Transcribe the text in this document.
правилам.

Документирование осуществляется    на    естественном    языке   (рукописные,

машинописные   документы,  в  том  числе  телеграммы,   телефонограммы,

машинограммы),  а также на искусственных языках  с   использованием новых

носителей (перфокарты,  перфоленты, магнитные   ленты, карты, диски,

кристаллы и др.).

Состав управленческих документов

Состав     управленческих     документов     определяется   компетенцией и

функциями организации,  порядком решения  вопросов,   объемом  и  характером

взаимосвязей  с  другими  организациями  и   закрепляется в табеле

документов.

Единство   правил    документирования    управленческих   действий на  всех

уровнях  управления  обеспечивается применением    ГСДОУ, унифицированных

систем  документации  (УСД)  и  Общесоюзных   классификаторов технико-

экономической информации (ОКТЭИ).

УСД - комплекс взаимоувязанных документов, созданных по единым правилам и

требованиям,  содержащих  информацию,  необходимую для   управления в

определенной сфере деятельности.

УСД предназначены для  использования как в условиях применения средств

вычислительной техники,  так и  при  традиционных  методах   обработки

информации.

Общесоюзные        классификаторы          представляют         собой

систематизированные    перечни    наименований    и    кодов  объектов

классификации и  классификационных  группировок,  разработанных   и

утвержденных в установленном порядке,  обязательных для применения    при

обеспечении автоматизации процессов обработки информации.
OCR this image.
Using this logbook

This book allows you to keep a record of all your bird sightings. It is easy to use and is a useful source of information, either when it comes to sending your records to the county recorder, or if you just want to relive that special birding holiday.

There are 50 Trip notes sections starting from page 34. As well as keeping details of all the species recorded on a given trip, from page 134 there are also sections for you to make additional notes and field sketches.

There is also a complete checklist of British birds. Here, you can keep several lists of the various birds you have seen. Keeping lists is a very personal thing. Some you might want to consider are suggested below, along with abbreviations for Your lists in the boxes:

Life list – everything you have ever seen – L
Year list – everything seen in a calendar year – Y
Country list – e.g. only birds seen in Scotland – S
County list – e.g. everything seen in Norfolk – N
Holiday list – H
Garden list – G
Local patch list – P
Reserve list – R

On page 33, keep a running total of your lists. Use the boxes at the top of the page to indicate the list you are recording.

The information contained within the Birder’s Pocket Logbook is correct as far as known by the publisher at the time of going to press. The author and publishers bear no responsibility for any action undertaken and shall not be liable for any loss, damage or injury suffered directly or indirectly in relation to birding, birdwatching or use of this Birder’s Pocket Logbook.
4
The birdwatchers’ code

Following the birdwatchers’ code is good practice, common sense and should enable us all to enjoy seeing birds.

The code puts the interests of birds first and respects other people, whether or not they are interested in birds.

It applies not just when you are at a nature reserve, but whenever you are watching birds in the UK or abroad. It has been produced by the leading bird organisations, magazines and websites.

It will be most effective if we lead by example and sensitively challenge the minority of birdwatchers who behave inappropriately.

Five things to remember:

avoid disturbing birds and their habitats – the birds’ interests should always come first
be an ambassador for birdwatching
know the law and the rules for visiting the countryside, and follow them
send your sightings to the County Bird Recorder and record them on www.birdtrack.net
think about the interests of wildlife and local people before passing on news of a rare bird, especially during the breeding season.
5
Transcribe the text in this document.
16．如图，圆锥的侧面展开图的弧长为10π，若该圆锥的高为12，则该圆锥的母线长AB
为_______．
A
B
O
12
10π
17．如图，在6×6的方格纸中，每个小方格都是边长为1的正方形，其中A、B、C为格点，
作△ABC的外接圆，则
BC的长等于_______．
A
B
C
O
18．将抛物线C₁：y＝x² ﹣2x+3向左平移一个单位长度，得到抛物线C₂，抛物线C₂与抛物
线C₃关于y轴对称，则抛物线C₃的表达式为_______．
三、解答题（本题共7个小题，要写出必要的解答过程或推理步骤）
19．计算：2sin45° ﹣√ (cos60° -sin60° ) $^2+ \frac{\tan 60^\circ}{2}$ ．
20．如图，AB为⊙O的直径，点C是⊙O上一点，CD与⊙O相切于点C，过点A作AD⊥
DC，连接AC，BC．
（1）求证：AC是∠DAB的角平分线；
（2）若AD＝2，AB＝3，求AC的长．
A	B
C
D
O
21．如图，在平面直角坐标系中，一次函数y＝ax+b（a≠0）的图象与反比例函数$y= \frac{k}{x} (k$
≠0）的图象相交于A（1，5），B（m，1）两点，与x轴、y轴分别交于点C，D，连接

◆ ◆ ◆ ◆ ◆

#### EXERCISE DETAILS:
Find the word "правилам" in the entries, and copy every line it shows up in.

#### FINAL RESULT:
правилам.
УСД - комплекс взаимоувязанных документов, созданных по единым правилам и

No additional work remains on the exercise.